GIVEN INSTRUCTION: Find each line with the string "this" and copy it.

EXTRACTED INFORMATION:

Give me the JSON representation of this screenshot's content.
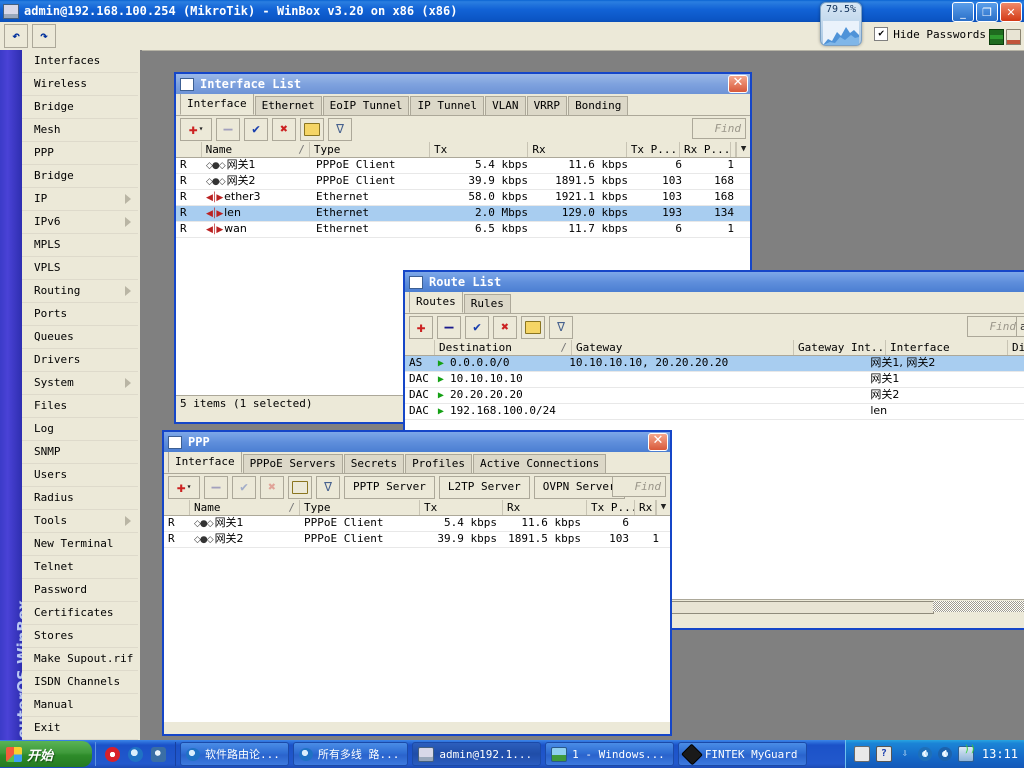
{
  "app": {
    "title": "admin@192.168.100.254 (MikroTik) - WinBox v3.20 on x86 (x86)",
    "title_icon": "window-icon",
    "minimize_label": "_",
    "maximize_label": "❐",
    "close_label": "✕",
    "toolbar": {
      "undo_icon": "↶",
      "redo_icon": "↷",
      "hide_passwords_label": "Hide Passwords",
      "hide_passwords_checked": "✔",
      "cpu_percent": "79.5%"
    }
  },
  "sidebar": {
    "rail_label": "RouterOS WinBox",
    "items": [
      {
        "label": "Interfaces",
        "submenu": false
      },
      {
        "label": "Wireless",
        "submenu": false
      },
      {
        "label": "Bridge",
        "submenu": false
      },
      {
        "label": "Mesh",
        "submenu": false
      },
      {
        "label": "PPP",
        "submenu": false
      },
      {
        "label": "Bridge",
        "submenu": false
      },
      {
        "label": "IP",
        "submenu": true
      },
      {
        "label": "IPv6",
        "submenu": true
      },
      {
        "label": "MPLS",
        "submenu": false
      },
      {
        "label": "VPLS",
        "submenu": false
      },
      {
        "label": "Routing",
        "submenu": true
      },
      {
        "label": "Ports",
        "submenu": false
      },
      {
        "label": "Queues",
        "submenu": false
      },
      {
        "label": "Drivers",
        "submenu": false
      },
      {
        "label": "System",
        "submenu": true
      },
      {
        "label": "Files",
        "submenu": false
      },
      {
        "label": "Log",
        "submenu": false
      },
      {
        "label": "SNMP",
        "submenu": false
      },
      {
        "label": "Users",
        "submenu": false
      },
      {
        "label": "Radius",
        "submenu": false
      },
      {
        "label": "Tools",
        "submenu": true
      },
      {
        "label": "New Terminal",
        "submenu": false
      },
      {
        "label": "Telnet",
        "submenu": false
      },
      {
        "label": "Password",
        "submenu": false
      },
      {
        "label": "Certificates",
        "submenu": false
      },
      {
        "label": "Stores",
        "submenu": false
      },
      {
        "label": "Make Supout.rif",
        "submenu": false
      },
      {
        "label": "ISDN Channels",
        "submenu": false
      },
      {
        "label": "Manual",
        "submenu": false
      },
      {
        "label": "Exit",
        "submenu": false
      }
    ]
  },
  "interface_window": {
    "title": "Interface List",
    "close_label": "✕",
    "tabs": [
      "Interface",
      "Ethernet",
      "EoIP Tunnel",
      "IP Tunnel",
      "VLAN",
      "VRRP",
      "Bonding"
    ],
    "active_tab": "Interface",
    "toolbar": {
      "add_label": "✚",
      "add_arrow": "▾",
      "remove_label": "—",
      "enable_label": "✔",
      "disable_label": "✖",
      "comment_label": "folder-icon",
      "filter_label": "∇",
      "find_placeholder": "Find"
    },
    "columns": [
      "",
      "Name",
      "Type",
      "Tx",
      "Rx",
      "Tx P...",
      "Rx P..."
    ],
    "sort_column": "Name",
    "rows": [
      {
        "flags": "R",
        "icon": "pppoe",
        "name": "网关1",
        "type": "PPPoE Client",
        "tx": "5.4 kbps",
        "rx": "11.6 kbps",
        "txp": "6",
        "rxp": "1",
        "selected": false
      },
      {
        "flags": "R",
        "icon": "pppoe",
        "name": "网关2",
        "type": "PPPoE Client",
        "tx": "39.9 kbps",
        "rx": "1891.5 kbps",
        "txp": "103",
        "rxp": "168",
        "selected": false
      },
      {
        "flags": "R",
        "icon": "eth",
        "name": "ether3",
        "type": "Ethernet",
        "tx": "58.0 kbps",
        "rx": "1921.1 kbps",
        "txp": "103",
        "rxp": "168",
        "selected": false
      },
      {
        "flags": "R",
        "icon": "eth",
        "name": "len",
        "type": "Ethernet",
        "tx": "2.0 Mbps",
        "rx": "129.0 kbps",
        "txp": "193",
        "rxp": "134",
        "selected": true
      },
      {
        "flags": "R",
        "icon": "eth",
        "name": "wan",
        "type": "Ethernet",
        "tx": "6.5 kbps",
        "rx": "11.7 kbps",
        "txp": "6",
        "rxp": "1",
        "selected": false
      }
    ],
    "status": "5 items (1 selected)"
  },
  "route_window": {
    "title": "Route List",
    "tabs": [
      "Routes",
      "Rules"
    ],
    "active_tab": "Routes",
    "toolbar": {
      "add_label": "✚",
      "remove_label": "—",
      "enable_label": "✔",
      "disable_label": "✖",
      "comment_label": "folder-icon",
      "filter_label": "∇",
      "find_placeholder": "Find",
      "scope_label": "a"
    },
    "columns": [
      "",
      "Destination",
      "Gateway",
      "Gateway Int...",
      "Interface",
      "Dist"
    ],
    "sort_column": "Destination",
    "rows": [
      {
        "flags": "AS",
        "destination": "0.0.0.0/0",
        "gateway": "10.10.10.10, 20.20.20.20",
        "gateway_int": "",
        "interface": "网关1, 网关2",
        "dist": "",
        "selected": true
      },
      {
        "flags": "DAC",
        "destination": "10.10.10.10",
        "gateway": "",
        "gateway_int": "",
        "interface": "网关1",
        "dist": "",
        "selected": false
      },
      {
        "flags": "DAC",
        "destination": "20.20.20.20",
        "gateway": "",
        "gateway_int": "",
        "interface": "网关2",
        "dist": "",
        "selected": false
      },
      {
        "flags": "DAC",
        "destination": "192.168.100.0/24",
        "gateway": "",
        "gateway_int": "",
        "interface": "len",
        "dist": "",
        "selected": false
      }
    ]
  },
  "ppp_window": {
    "title": "PPP",
    "close_label": "✕",
    "tabs": [
      "Interface",
      "PPPoE Servers",
      "Secrets",
      "Profiles",
      "Active Connections"
    ],
    "active_tab": "Interface",
    "toolbar": {
      "add_label": "✚",
      "add_arrow": "▾",
      "remove_label": "—",
      "enable_label": "✔",
      "disable_label": "✖",
      "comment_label": "folder-icon",
      "filter_label": "∇",
      "pptp_server_label": "PPTP Server",
      "l2tp_server_label": "L2TP Server",
      "ovpn_server_label": "OVPN Server",
      "find_placeholder": "Find"
    },
    "columns": [
      "",
      "Name",
      "Type",
      "Tx",
      "Rx",
      "Tx P...",
      "Rx"
    ],
    "sort_column": "Name",
    "rows": [
      {
        "flags": "R",
        "icon": "pppoe",
        "name": "网关1",
        "type": "PPPoE Client",
        "tx": "5.4 kbps",
        "rx": "11.6 kbps",
        "txp": "6",
        "rxp": ""
      },
      {
        "flags": "R",
        "icon": "pppoe",
        "name": "网关2",
        "type": "PPPoE Client",
        "tx": "39.9 kbps",
        "rx": "1891.5 kbps",
        "txp": "103",
        "rxp": "1"
      }
    ]
  },
  "taskbar": {
    "start_label": "开始",
    "quick_launch": [
      "opera-icon",
      "ie-icon",
      "media-icon"
    ],
    "buttons": [
      {
        "label": "软件路由论...",
        "icon": "ie-icon",
        "active": false
      },
      {
        "label": "所有多线 路...",
        "icon": "ie-icon",
        "active": false
      },
      {
        "label": "admin@192.1...",
        "icon": "winbox-icon",
        "active": true
      },
      {
        "label": "1 - Windows...",
        "icon": "image-icon",
        "active": false
      },
      {
        "label": "FINTEK MyGuard",
        "icon": "chip-icon",
        "active": false
      }
    ],
    "tray_icons": [
      "keyboard-icon",
      "help-icon",
      "updates-icon",
      "shield-icon",
      "network-icon",
      "volume-icon"
    ],
    "clock": "13:11"
  }
}
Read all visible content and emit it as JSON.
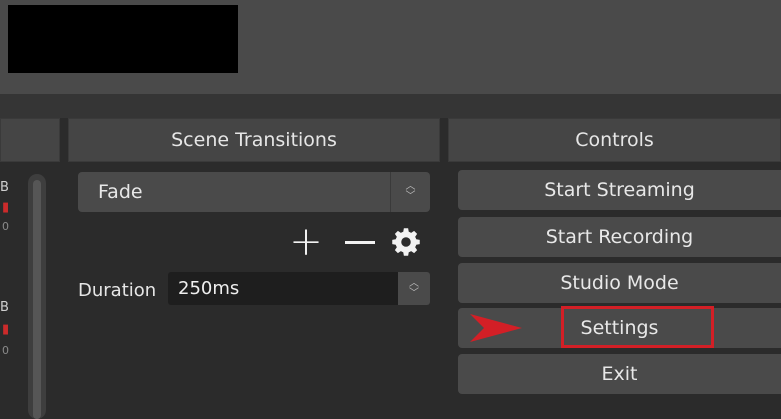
{
  "scene_transitions": {
    "header": "Scene Transitions",
    "transition_select": {
      "value": "Fade"
    },
    "add_icon": "plus-icon",
    "remove_icon": "minus-icon",
    "properties_icon": "gear-icon",
    "duration": {
      "label": "Duration",
      "value": "250ms"
    }
  },
  "controls": {
    "header": "Controls",
    "buttons": [
      {
        "label": "Start Streaming"
      },
      {
        "label": "Start Recording"
      },
      {
        "label": "Studio Mode"
      },
      {
        "label": "Settings"
      },
      {
        "label": "Exit"
      }
    ]
  },
  "annotation": {
    "arrow_color": "#d31f26",
    "box_color": "#d31f26"
  },
  "mixer_fragments": {
    "top_char": "B",
    "top_sub": "0",
    "bottom_char": "B",
    "bottom_sub": "0"
  }
}
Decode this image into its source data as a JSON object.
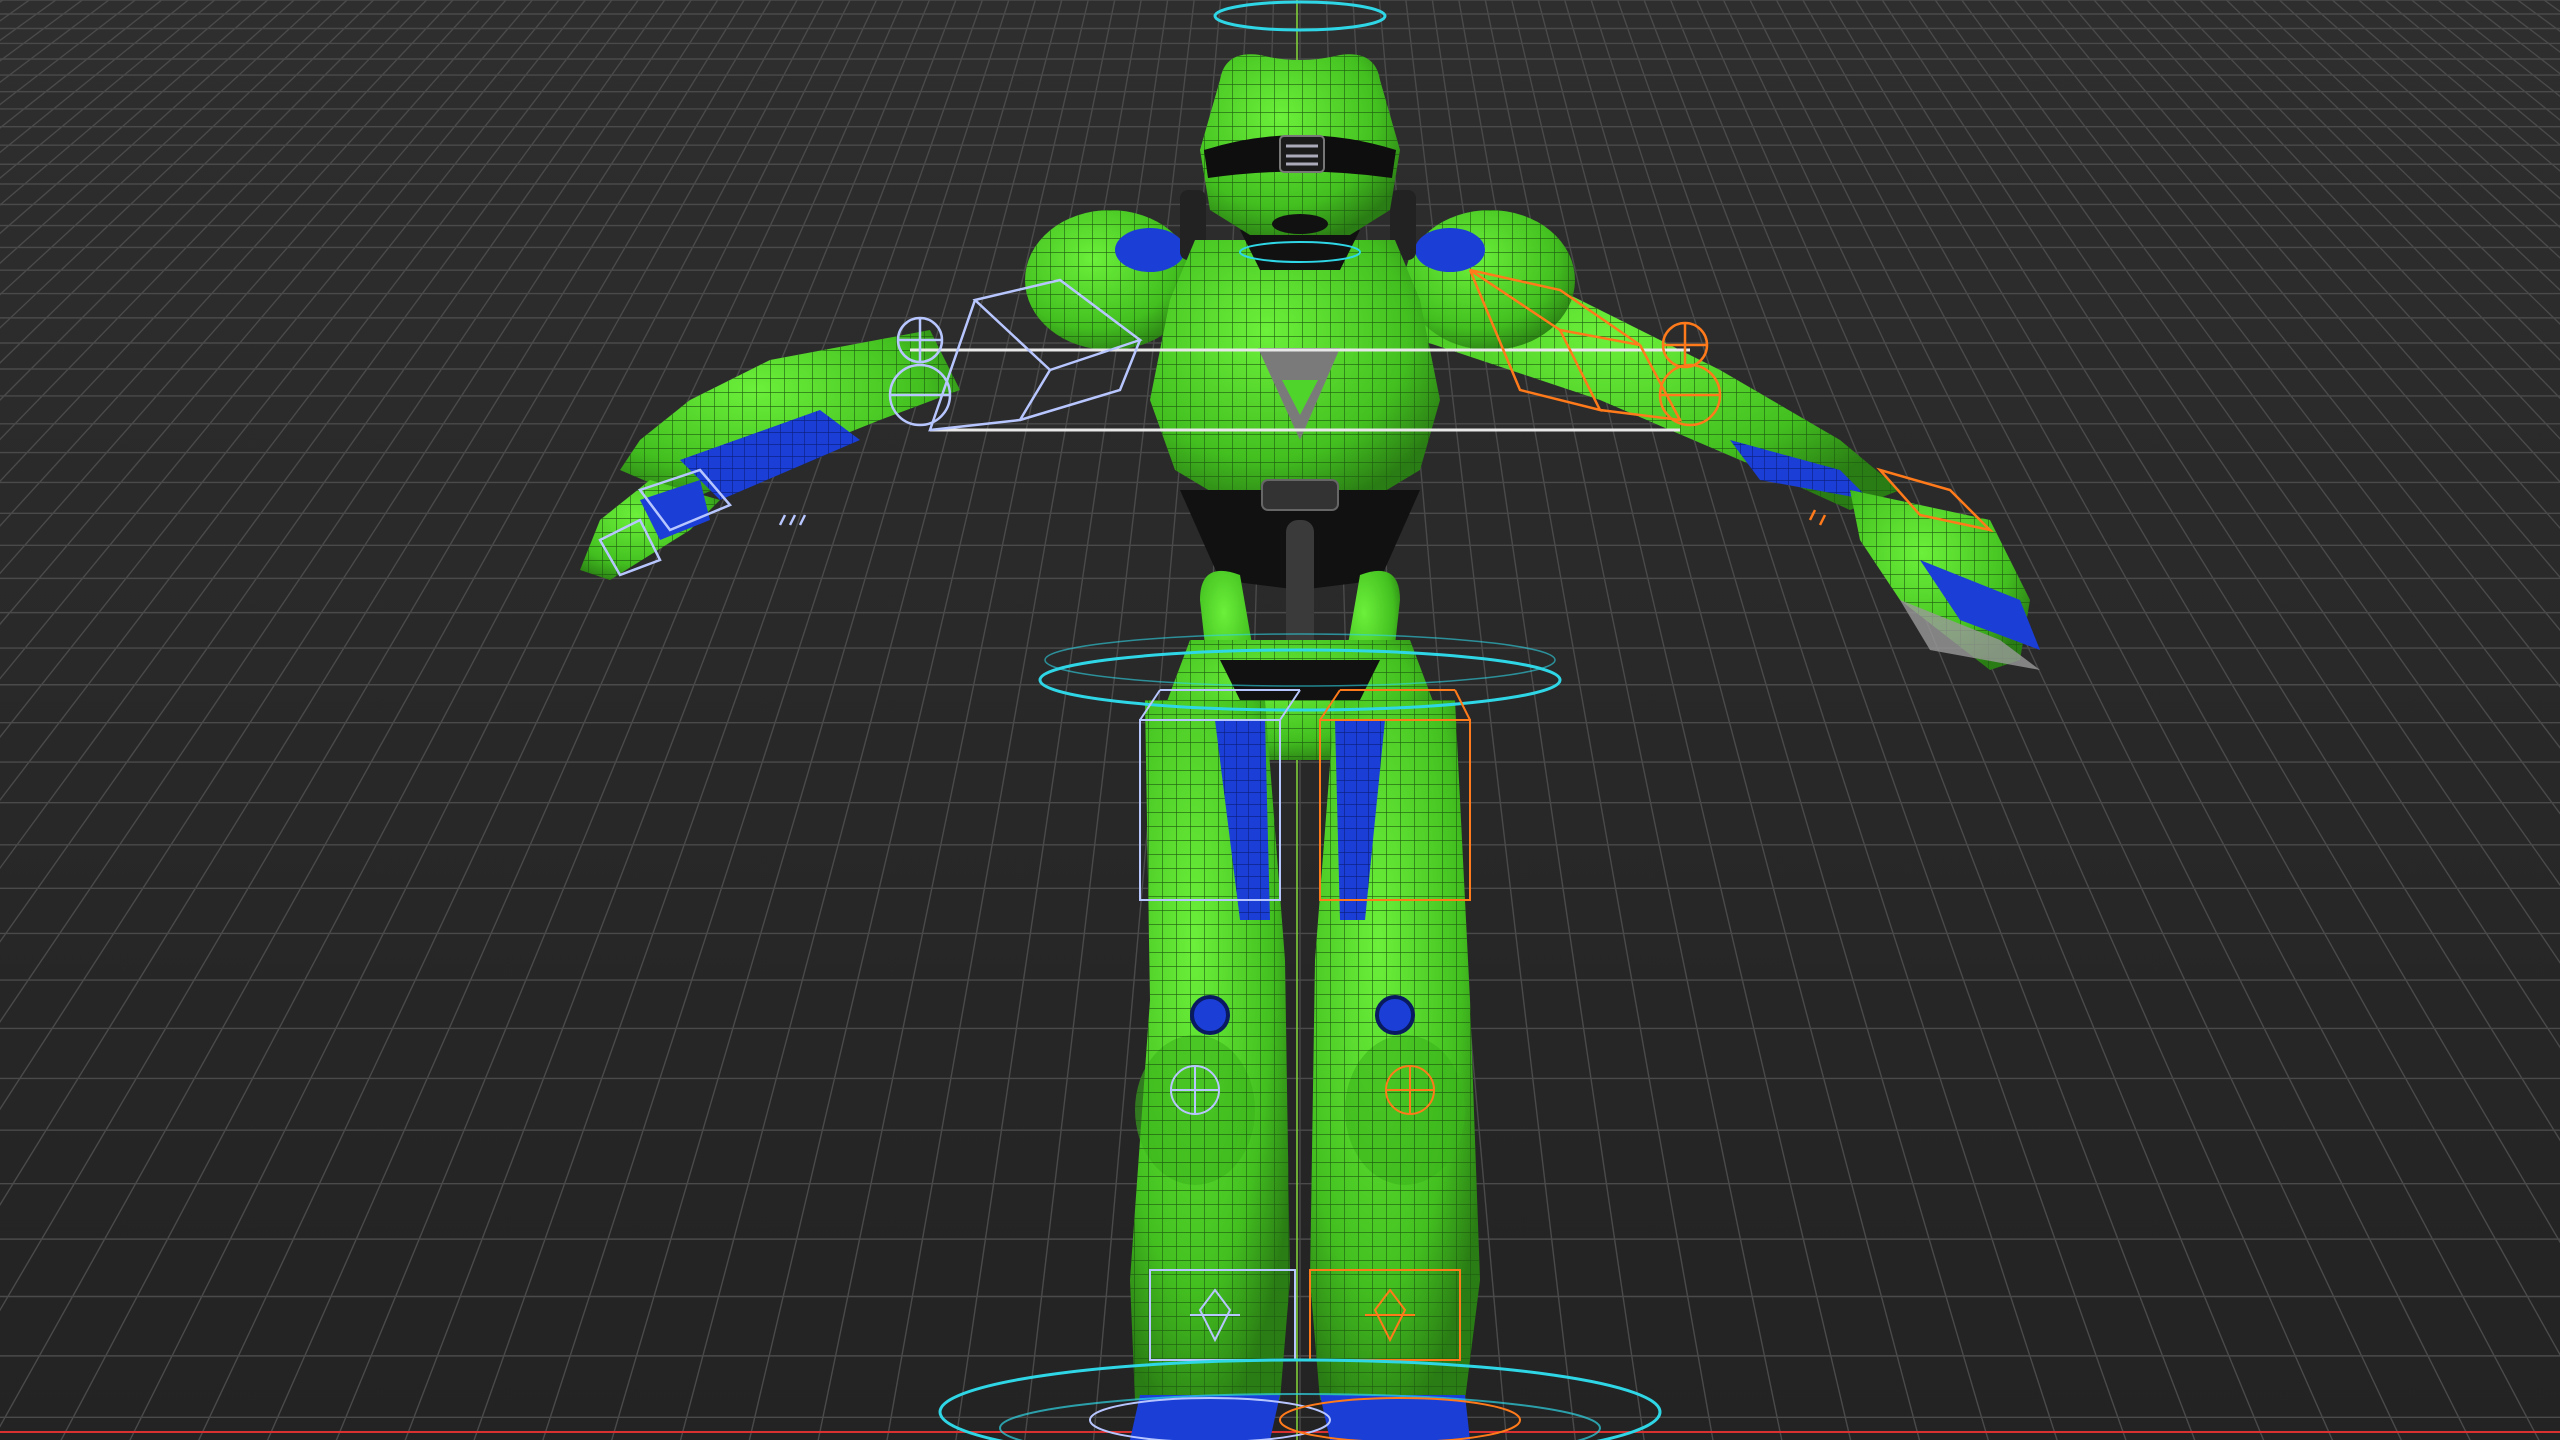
{
  "viewport": {
    "background_color": "#2b2b2b",
    "grid_color": "#4a4a4a",
    "mesh_color": "#4fd42b",
    "mesh_dark_color": "#1f6a12",
    "accent_color": "#1a3ed6",
    "rig_colors": {
      "left_side": "#b8c6ff",
      "right_side": "#ff7a1a",
      "center": "#2fd6e6",
      "axis_x": "#d93030",
      "axis_y": "#7fcf3a"
    }
  },
  "model": {
    "subject": "green-robot-character",
    "pose": "t-pose",
    "display": "shaded-wireframe"
  }
}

ANSWER FOR THE TASK:
Give me the JSON representation of this screenshot's content.
Decode this image into its source data as a JSON object.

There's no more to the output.